**THE PROBLEM:**
Please give the data again in full, exactly as provided.

• • •

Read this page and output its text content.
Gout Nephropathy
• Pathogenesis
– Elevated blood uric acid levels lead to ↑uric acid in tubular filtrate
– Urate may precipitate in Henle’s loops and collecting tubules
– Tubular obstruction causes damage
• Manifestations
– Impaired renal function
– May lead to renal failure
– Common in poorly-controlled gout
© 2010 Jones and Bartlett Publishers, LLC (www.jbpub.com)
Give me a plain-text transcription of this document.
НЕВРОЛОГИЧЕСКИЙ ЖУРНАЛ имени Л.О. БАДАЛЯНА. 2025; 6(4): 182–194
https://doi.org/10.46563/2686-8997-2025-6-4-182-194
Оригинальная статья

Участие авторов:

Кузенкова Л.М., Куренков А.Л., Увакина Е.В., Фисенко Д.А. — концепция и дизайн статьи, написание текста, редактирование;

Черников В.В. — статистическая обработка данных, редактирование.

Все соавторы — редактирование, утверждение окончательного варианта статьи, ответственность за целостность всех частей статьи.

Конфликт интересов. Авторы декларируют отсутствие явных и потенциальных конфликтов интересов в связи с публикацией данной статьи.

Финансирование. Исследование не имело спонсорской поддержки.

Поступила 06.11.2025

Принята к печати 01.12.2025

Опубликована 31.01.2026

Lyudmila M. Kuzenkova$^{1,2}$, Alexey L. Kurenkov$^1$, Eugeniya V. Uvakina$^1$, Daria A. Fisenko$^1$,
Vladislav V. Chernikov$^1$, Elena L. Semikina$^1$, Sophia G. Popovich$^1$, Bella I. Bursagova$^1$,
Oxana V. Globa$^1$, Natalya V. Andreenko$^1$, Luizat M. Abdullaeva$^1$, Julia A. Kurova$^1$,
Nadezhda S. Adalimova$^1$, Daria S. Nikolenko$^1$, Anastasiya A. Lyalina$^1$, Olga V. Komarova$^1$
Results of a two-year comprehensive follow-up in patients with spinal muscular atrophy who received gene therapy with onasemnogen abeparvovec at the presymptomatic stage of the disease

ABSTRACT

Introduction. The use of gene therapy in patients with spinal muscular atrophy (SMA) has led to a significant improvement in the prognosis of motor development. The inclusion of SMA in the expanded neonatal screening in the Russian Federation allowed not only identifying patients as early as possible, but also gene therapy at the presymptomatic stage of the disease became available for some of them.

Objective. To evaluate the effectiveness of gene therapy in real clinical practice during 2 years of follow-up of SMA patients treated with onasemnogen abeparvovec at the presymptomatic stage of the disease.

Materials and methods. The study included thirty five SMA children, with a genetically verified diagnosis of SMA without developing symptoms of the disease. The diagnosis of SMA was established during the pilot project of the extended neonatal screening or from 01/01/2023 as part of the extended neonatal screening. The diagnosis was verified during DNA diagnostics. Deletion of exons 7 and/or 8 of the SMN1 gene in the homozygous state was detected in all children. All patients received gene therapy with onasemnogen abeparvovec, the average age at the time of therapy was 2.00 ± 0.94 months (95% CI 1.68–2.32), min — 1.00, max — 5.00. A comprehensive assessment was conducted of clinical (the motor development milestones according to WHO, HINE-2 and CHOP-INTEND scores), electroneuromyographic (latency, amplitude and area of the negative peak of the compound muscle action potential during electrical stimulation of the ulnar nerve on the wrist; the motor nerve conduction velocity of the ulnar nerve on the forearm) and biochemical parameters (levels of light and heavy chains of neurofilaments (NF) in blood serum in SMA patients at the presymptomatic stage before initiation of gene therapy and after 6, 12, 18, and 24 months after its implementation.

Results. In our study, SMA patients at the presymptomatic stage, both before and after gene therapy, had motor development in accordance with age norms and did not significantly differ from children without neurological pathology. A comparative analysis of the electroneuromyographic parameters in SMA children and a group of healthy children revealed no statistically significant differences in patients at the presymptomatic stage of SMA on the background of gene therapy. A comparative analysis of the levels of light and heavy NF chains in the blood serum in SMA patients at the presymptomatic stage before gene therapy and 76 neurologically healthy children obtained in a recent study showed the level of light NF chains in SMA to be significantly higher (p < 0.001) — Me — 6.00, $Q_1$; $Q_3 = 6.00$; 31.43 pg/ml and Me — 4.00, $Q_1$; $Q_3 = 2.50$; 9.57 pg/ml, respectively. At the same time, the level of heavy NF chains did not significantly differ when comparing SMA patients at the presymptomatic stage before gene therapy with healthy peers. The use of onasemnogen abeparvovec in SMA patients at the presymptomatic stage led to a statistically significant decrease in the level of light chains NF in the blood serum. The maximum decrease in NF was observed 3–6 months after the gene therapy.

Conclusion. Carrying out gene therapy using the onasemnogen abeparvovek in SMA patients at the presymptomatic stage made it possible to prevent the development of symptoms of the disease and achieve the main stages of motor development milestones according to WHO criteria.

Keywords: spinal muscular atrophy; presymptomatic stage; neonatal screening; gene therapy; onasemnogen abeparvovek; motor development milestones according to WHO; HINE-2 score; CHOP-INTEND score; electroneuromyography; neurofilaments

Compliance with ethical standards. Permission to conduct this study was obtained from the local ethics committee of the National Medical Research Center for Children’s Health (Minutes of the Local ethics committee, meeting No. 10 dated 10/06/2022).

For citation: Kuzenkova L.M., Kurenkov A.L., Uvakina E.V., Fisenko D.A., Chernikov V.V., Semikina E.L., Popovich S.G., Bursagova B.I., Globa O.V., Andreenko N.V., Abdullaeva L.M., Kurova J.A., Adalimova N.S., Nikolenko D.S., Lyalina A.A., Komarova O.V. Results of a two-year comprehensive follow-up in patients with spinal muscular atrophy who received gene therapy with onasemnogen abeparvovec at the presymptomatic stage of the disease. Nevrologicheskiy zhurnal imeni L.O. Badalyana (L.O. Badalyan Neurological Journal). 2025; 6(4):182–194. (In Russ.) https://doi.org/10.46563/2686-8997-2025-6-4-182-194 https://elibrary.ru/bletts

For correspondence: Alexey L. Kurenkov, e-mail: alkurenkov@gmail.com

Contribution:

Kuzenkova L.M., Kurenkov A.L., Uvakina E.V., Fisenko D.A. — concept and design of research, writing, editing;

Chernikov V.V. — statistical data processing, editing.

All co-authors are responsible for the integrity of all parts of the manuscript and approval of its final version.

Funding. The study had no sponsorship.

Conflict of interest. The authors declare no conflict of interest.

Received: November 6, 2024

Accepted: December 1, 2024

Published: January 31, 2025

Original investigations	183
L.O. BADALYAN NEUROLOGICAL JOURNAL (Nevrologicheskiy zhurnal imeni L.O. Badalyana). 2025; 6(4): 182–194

• • •

**WRITTEN ANSWER:**
Read this page and output its text content.
Gout Nephropathy
• Pathogenesis
– Elevated blood uric acid levels lead to ↑uric acid in tubular filtrate
– Urate may precipitate in Henle’s loops and collecting tubules
– Tubular obstruction causes damage
• Manifestations
– Impaired renal function
– May lead to renal failure
– Common in poorly-controlled gout
© 2010 Jones and Bartlett Publishers, LLC (www.jbpub.com)
Give me a plain-text transcription of this document.
НЕВРОЛОГИЧЕСКИЙ ЖУРНАЛ имени Л.О. БАДАЛЯНА. 2025; 6(4): 182–194
https://doi.org/10.46563/2686-8997-2025-6-4-182-194
Оригинальная статья

Участие авторов:

Кузенкова Л.М., Куренков А.Л., Увакина Е.В., Фисенко Д.А. — концепция и дизайн статьи, написание текста, редактирование;

Черников В.В. — статистическая обработка данных, редактирование.

Все соавторы — редактирование, утверждение окончательного варианта статьи, ответственность за целостность всех частей статьи.

Конфликт интересов. Авторы декларируют отсутствие явных и потенциальных конфликтов интересов в связи с публикацией данной статьи.

Финансирование. Исследование не имело спонсорской поддержки.

Поступила 06.11.2025

Принята к печати 01.12.2025

Опубликована 31.01.2026

Lyudmila M. Kuzenkova$^{1,2}$, Alexey L. Kurenkov$^1$, Eugeniya V. Uvakina$^1$, Daria A. Fisenko$^1$,
Vladislav V. Chernikov$^1$, Elena L. Semikina$^1$, Sophia G. Popovich$^1$, Bella I. Bursagova$^1$,
Oxana V. Globa$^1$, Natalya V. Andreenko$^1$, Luizat M. Abdullaeva$^1$, Julia A. Kurova$^1$,
Nadezhda S. Adalimova$^1$, Daria S. Nikolenko$^1$, Anastasiya A. Lyalina$^1$, Olga V. Komarova$^1$
Results of a two-year comprehensive follow-up in patients with spinal muscular atrophy who received gene therapy with onasemnogen abeparvovec at the presymptomatic stage of the disease

ABSTRACT

Introduction. The use of gene therapy in patients with spinal muscular atrophy (SMA) has led to a significant improvement in the prognosis of motor development. The inclusion of SMA in the expanded neonatal screening in the Russian Federation allowed not only identifying patients as early as possible, but also gene therapy at the presymptomatic stage of the disease became available for some of them.

Objective. To evaluate the effectiveness of gene therapy in real clinical practice during 2 years of follow-up of SMA patients treated with onasemnogen abeparvovec at the presymptomatic stage of the disease.

Materials and methods. The study included thirty five SMA children, with a genetically verified diagnosis of SMA without developing symptoms of the disease. The diagnosis of SMA was established during the pilot project of the extended neonatal screening or from 01/01/2023 as part of the extended neonatal screening. The diagnosis was verified during DNA diagnostics. Deletion of exons 7 and/or 8 of the SMN1 gene in the homozygous state was detected in all children. All patients received gene therapy with onasemnogen abeparvovec, the average age at the time of therapy was 2.00 ± 0.94 months (95% CI 1.68–2.32), min — 1.00, max — 5.00. A comprehensive assessment was conducted of clinical (the motor development milestones according to WHO, HINE-2 and CHOP-INTEND scores), electroneuromyographic (latency, amplitude and area of the negative peak of the compound muscle action potential during electrical stimulation of the ulnar nerve on the wrist; the motor nerve conduction velocity of the ulnar nerve on the forearm) and biochemical parameters (levels of light and heavy chains of neurofilaments (NF) in blood serum in SMA patients at the presymptomatic stage before initiation of gene therapy and after 6, 12, 18, and 24 months after its implementation.

Results. In our study, SMA patients at the presymptomatic stage, both before and after gene therapy, had motor development in accordance with age norms and did not significantly differ from children without neurological pathology. A comparative analysis of the electroneuromyographic parameters in SMA children and a group of healthy children revealed no statistically significant differences in patients at the presymptomatic stage of SMA on the background of gene therapy. A comparative analysis of the levels of light and heavy NF chains in the blood serum in SMA patients at the presymptomatic stage before gene therapy and 76 neurologically healthy children obtained in a recent study showed the level of light NF chains in SMA to be significantly higher (p < 0.001) — Me — 6.00, $Q_1$; $Q_3 = 6.00$; 31.43 pg/ml and Me — 4.00, $Q_1$; $Q_3 = 2.50$; 9.57 pg/ml, respectively. At the same time, the level of heavy NF chains did not significantly differ when comparing SMA patients at the presymptomatic stage before gene therapy with healthy peers. The use of onasemnogen abeparvovec in SMA patients at the presymptomatic stage led to a statistically significant decrease in the level of light chains NF in the blood serum. The maximum decrease in NF was observed 3–6 months after the gene therapy.

Conclusion. Carrying out gene therapy using the onasemnogen abeparvovek in SMA patients at the presymptomatic stage made it possible to prevent the development of symptoms of the disease and achieve the main stages of motor development milestones according to WHO criteria.

Keywords: spinal muscular atrophy; presymptomatic stage; neonatal screening; gene therapy; onasemnogen abeparvovek; motor development milestones according to WHO; HINE-2 score; CHOP-INTEND score; electroneuromyography; neurofilaments

Compliance with ethical standards. Permission to conduct this study was obtained from the local ethics committee of the National Medical Research Center for Children’s Health (Minutes of the Local ethics committee, meeting No. 10 dated 10/06/2022).

For citation: Kuzenkova L.M., Kurenkov A.L., Uvakina E.V., Fisenko D.A., Chernikov V.V., Semikina E.L., Popovich S.G., Bursagova B.I., Globa O.V., Andreenko N.V., Abdullaeva L.M., Kurova J.A., Adalimova N.S., Nikolenko D.S., Lyalina A.A., Komarova O.V. Results of a two-year comprehensive follow-up in patients with spinal muscular atrophy who received gene therapy with onasemnogen abeparvovec at the presymptomatic stage of the disease. Nevrologicheskiy zhurnal imeni L.O. Badalyana (L.O. Badalyan Neurological Journal). 2025; 6(4):182–194. (In Russ.) https://doi.org/10.46563/2686-8997-2025-6-4-182-194 https://elibrary.ru/bletts

For correspondence: Alexey L. Kurenkov, e-mail: alkurenkov@gmail.com

Contribution:

Kuzenkova L.M., Kurenkov A.L., Uvakina E.V., Fisenko D.A. — concept and design of research, writing, editing;

Chernikov V.V. — statistical data processing, editing.

All co-authors are responsible for the integrity of all parts of the manuscript and approval of its final version.

Funding. The study had no sponsorship.

Conflict of interest. The authors declare no conflict of interest.

Received: November 6, 2024

Accepted: December 1, 2024

Published: January 31, 2025

Original investigations	183
L.O. BADALYAN NEUROLOGICAL JOURNAL (Nevrologicheskiy zhurnal imeni L.O. Badalyana). 2025; 6(4): 182–194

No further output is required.